*Input data*:
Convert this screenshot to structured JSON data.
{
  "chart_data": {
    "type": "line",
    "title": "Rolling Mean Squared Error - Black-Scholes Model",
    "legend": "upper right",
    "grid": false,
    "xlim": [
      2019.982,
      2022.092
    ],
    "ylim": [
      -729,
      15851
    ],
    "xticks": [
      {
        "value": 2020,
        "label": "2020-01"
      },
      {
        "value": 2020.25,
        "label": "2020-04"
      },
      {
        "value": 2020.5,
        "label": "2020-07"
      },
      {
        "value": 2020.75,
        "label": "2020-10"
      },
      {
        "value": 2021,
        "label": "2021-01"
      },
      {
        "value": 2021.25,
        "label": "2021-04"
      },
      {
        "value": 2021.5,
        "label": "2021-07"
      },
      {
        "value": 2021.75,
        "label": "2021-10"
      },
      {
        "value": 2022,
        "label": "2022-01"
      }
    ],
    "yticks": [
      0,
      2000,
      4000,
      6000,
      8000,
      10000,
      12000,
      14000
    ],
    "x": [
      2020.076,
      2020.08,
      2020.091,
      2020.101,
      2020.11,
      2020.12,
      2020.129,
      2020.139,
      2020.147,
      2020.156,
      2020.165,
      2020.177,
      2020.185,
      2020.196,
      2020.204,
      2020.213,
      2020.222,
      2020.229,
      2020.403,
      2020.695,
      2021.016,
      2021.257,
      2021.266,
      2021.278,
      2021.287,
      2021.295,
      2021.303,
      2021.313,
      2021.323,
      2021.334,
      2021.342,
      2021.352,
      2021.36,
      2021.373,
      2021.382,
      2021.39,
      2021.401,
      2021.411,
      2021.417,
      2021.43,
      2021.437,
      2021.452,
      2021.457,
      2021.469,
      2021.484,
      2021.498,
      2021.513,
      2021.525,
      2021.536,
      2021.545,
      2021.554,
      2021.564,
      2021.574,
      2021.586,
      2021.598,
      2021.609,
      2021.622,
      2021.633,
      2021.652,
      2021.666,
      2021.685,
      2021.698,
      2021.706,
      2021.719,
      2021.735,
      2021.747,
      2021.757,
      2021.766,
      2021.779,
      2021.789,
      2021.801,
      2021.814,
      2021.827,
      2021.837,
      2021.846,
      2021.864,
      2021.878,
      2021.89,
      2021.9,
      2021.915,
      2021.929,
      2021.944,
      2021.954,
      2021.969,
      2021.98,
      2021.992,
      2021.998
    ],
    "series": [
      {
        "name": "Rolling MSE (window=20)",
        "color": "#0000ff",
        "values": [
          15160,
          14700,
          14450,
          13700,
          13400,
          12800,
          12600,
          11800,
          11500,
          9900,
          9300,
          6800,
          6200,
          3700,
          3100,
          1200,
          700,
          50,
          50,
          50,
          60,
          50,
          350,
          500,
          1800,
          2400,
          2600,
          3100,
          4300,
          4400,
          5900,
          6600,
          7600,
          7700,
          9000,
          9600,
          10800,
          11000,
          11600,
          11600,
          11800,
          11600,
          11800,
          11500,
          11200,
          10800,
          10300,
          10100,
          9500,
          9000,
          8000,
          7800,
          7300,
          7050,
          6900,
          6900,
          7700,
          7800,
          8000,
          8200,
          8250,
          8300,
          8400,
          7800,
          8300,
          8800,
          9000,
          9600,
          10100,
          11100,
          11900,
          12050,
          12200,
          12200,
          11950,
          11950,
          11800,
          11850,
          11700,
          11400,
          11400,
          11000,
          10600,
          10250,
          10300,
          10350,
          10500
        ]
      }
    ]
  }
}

*Exercise goal*:
Where a line holds "Rolling", copy that line.

*Answer to the exercise*:
    "title": "Rolling Mean Squared Error - Black-Scholes Model",
        "name": "Rolling MSE (window=20)",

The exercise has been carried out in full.